Dataset listings of figures:
──────────────────────────────
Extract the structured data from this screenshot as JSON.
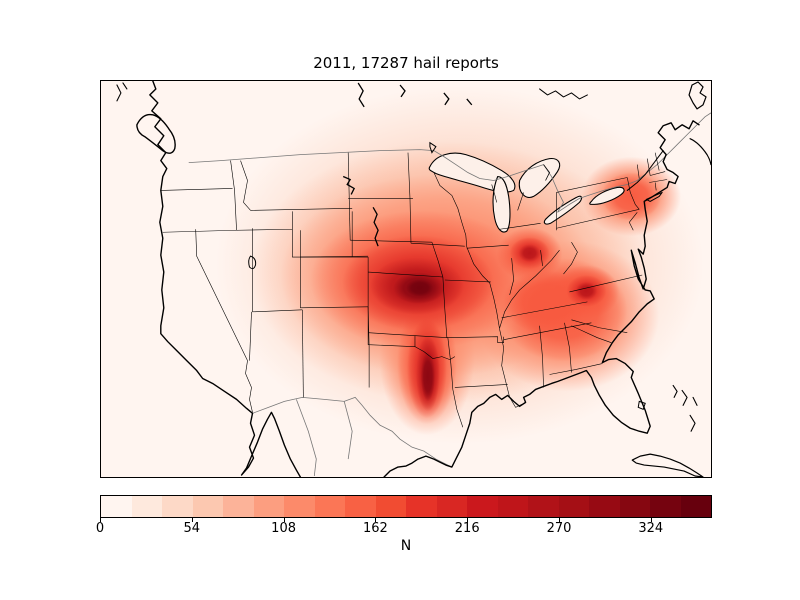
{
  "figure": {
    "title": "2011, 17287 hail reports",
    "year": "2011",
    "report_count": "17287"
  },
  "chart_data": {
    "type": "heatmap",
    "subtype": "filled-contour map (kernel density of hail reports)",
    "title": "2011, 17287 hail reports",
    "region": "contiguous United States with southern Canada, northern Mexico, Cuba and the Bahamas",
    "colormap": "Reds",
    "colorbar": {
      "label": "N",
      "orientation": "horizontal",
      "vmin": 0,
      "vmax": 360,
      "ticks": [
        0,
        54,
        108,
        162,
        216,
        270,
        324
      ],
      "n_segments": 20,
      "segment_step": 18,
      "colors": [
        "#fff5f0",
        "#fee9dd",
        "#fdd9c7",
        "#fcc8b0",
        "#fcb399",
        "#fc9e80",
        "#fc8a6a",
        "#fb7656",
        "#f86144",
        "#f14c32",
        "#e63328",
        "#d92723",
        "#cb181d",
        "#bf151a",
        "#b11218",
        "#a50f15",
        "#970a13",
        "#860711",
        "#75030f",
        "#67000d"
      ]
    },
    "hotspots": [
      {
        "name": "southern Kansas / northern Oklahoma",
        "approx_peak_N": 355
      },
      {
        "name": "north-central Texas (Red River region)",
        "approx_peak_N": 300
      },
      {
        "name": "central Indiana / western Ohio",
        "approx_peak_N": 270
      },
      {
        "name": "western North Carolina / southern Virginia",
        "approx_peak_N": 270
      },
      {
        "name": "Kentucky / Tennessee",
        "approx_peak_N": 220
      },
      {
        "name": "upstate New York / northern Pennsylvania",
        "approx_peak_N": 160
      },
      {
        "name": "broad Great Plains through Midwest and Southeast",
        "approx_peak_N": 120
      }
    ],
    "minima": [
      {
        "name": "West Coast / Rocky Mountain states",
        "approx_N": 0
      },
      {
        "name": "Florida peninsula and Gulf waters",
        "approx_N": 10
      },
      {
        "name": "northern Plains / Canada border",
        "approx_N": 20
      }
    ],
    "legend_position": "bottom colorbar",
    "grid": false
  }
}
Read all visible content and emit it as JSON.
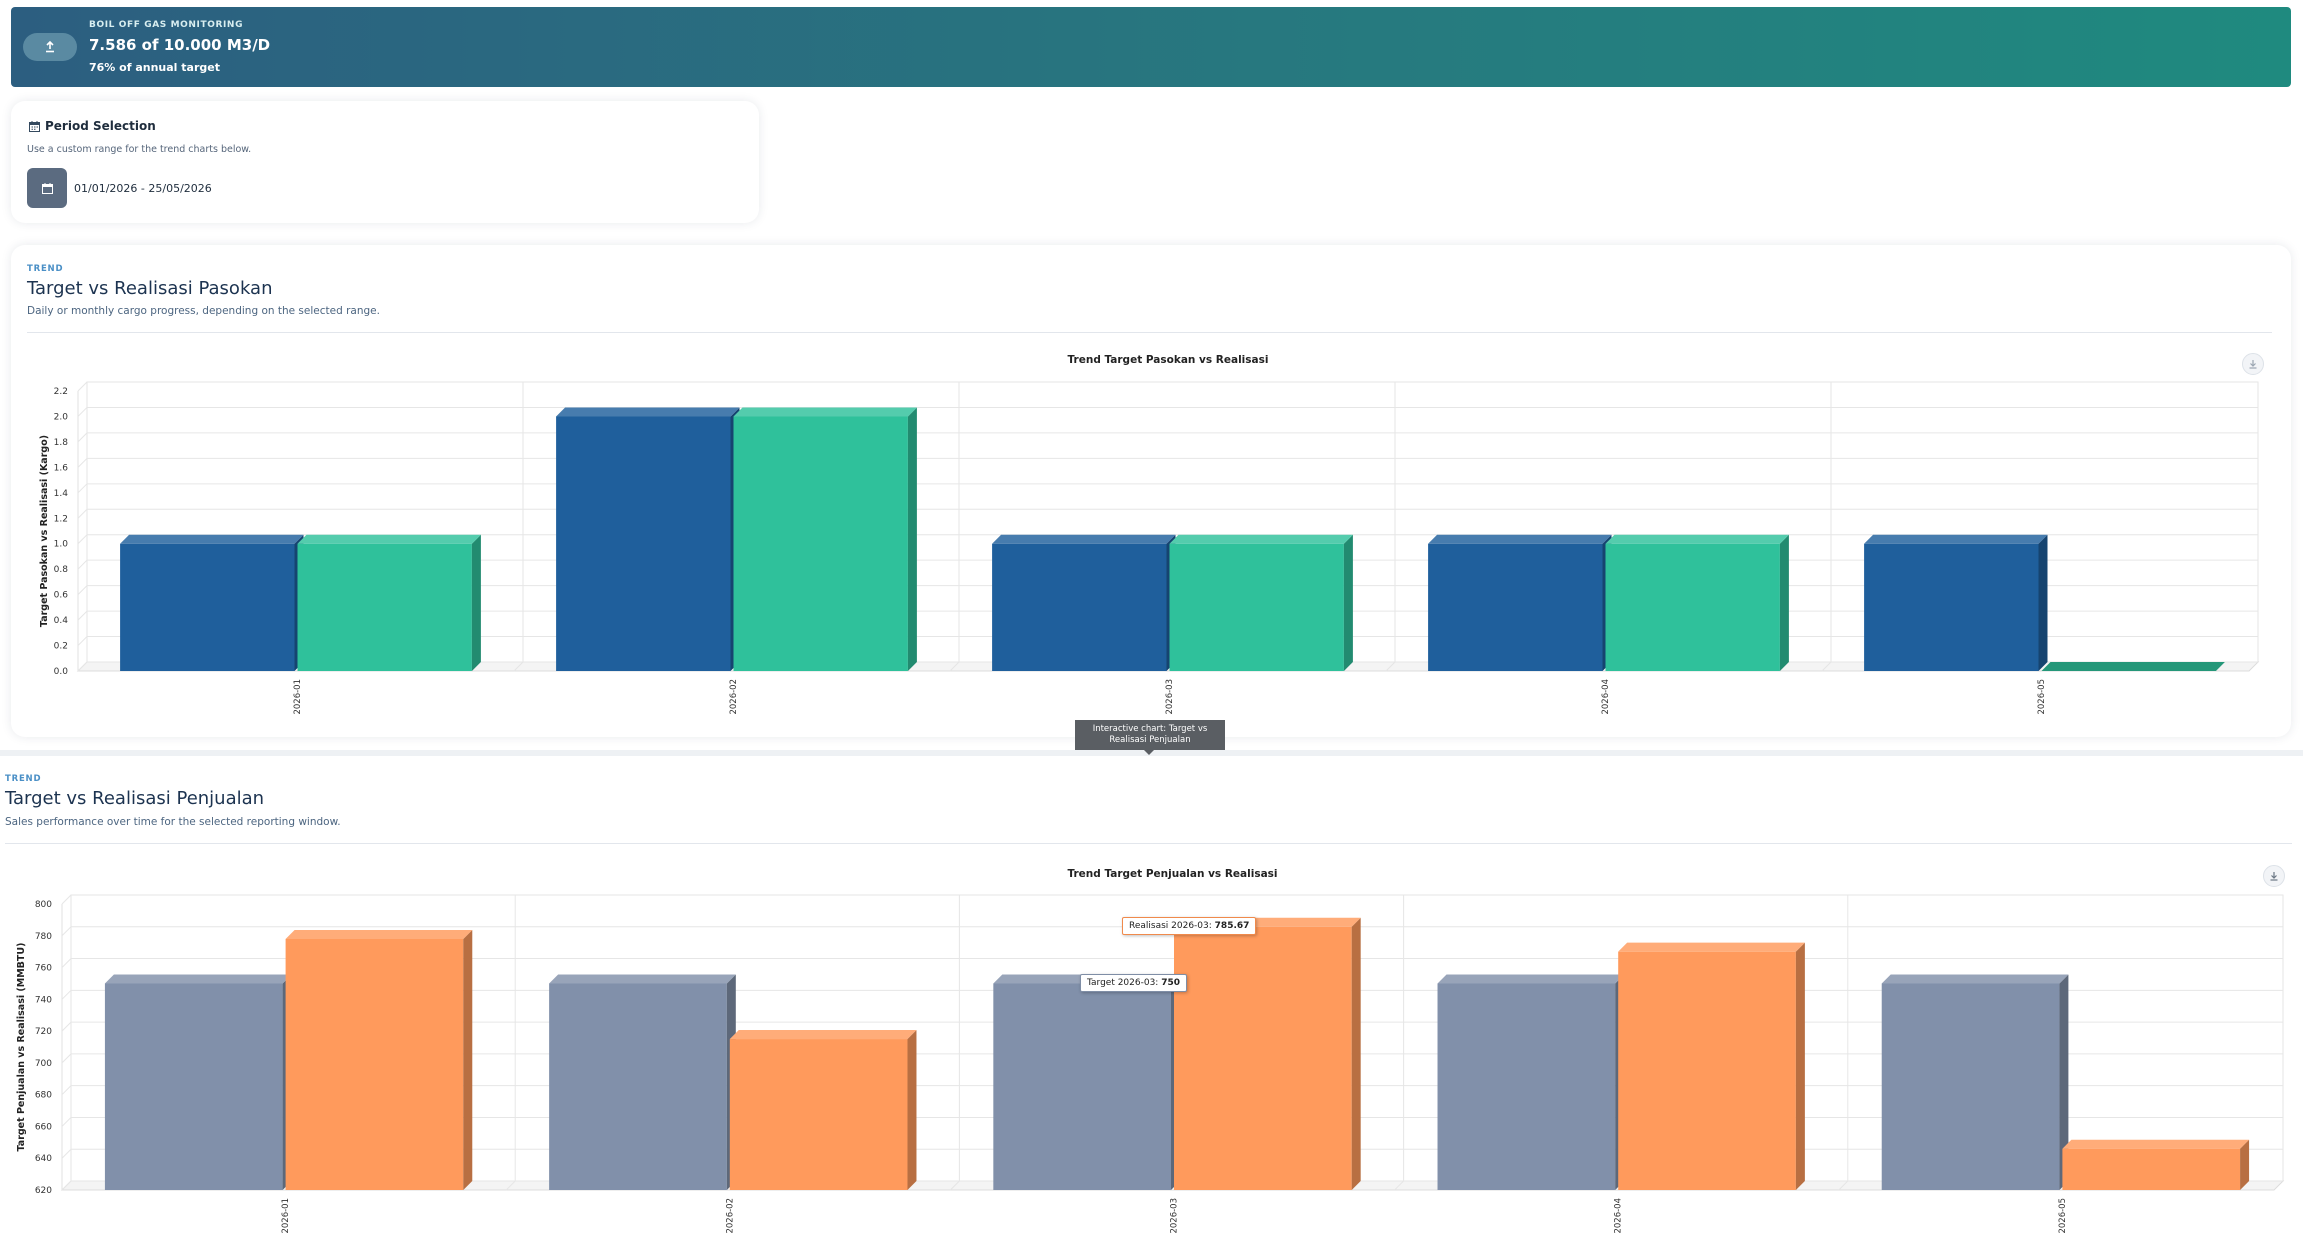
{
  "banner": {
    "label": "BOIL OFF GAS MONITORING",
    "value": "7.586 of 10.000 M3/D",
    "sub": "76% of annual target"
  },
  "period": {
    "title": "Period Selection",
    "help": "Use a custom range for the trend charts below.",
    "range": "01/01/2026 - 25/05/2026"
  },
  "pasokan": {
    "eyebrow": "TREND",
    "title": "Target vs Realisasi Pasokan",
    "subtitle": "Daily or monthly cargo progress, depending on the selected range."
  },
  "penjualan": {
    "eyebrow": "TREND",
    "title": "Target vs Realisasi Penjualan",
    "subtitle": "Sales performance over time for the selected reporting window."
  },
  "hover_tooltip": "Interactive chart: Target vs Realisasi Penjualan",
  "chart_tooltips": {
    "realisasi_label": "Realisasi 2026-03:",
    "realisasi_value": "785.67",
    "target_label": "Target 2026-03:",
    "target_value": "750"
  },
  "icons": {
    "banner": "upload-icon",
    "calendar": "calendar-icon",
    "download": "download-icon"
  },
  "chart_data": [
    {
      "type": "bar",
      "title": "Trend Target Pasokan vs Realisasi",
      "xlabel": "",
      "ylabel": "Target Pasokan vs Realisasi (Kargo)",
      "categories": [
        "2026-01",
        "2026-02",
        "2026-03",
        "2026-04",
        "2026-05"
      ],
      "series": [
        {
          "values": [
            1,
            2,
            1,
            1,
            1
          ],
          "color": "#1f5f9c"
        },
        {
          "values": [
            1,
            2,
            1,
            1,
            0
          ],
          "color": "#2fc19b"
        }
      ],
      "ylim": [
        0,
        2.2
      ],
      "yticks": [
        "0.0",
        "0.2",
        "0.4",
        "0.6",
        "0.8",
        "1.0",
        "1.2",
        "1.4",
        "1.6",
        "1.8",
        "2.0",
        "2.2"
      ],
      "grid": true,
      "style": "3d"
    },
    {
      "type": "bar",
      "title": "Trend Target Penjualan vs Realisasi",
      "xlabel": "",
      "ylabel": "Target Penjualan vs Realisasi (MMBTU)",
      "categories": [
        "2026-01",
        "2026-02",
        "2026-03",
        "2026-04",
        "2026-05"
      ],
      "series": [
        {
          "name": "Target",
          "values": [
            750,
            750,
            750,
            750,
            750
          ],
          "color": "#8190aa"
        },
        {
          "name": "Realisasi",
          "values": [
            778,
            715,
            785.67,
            770,
            646
          ],
          "color": "#ff9a5c"
        }
      ],
      "ylim": [
        620,
        800
      ],
      "yticks": [
        "620",
        "640",
        "660",
        "680",
        "700",
        "720",
        "740",
        "760",
        "780",
        "800"
      ],
      "grid": true,
      "style": "3d"
    }
  ]
}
──────────────────────────────
◆ Work instructions:
Reproduce each line of the material containing the word "colorbar".

◆ Reply:
    "colorbar": {
    "legend_position": "bottom colorbar",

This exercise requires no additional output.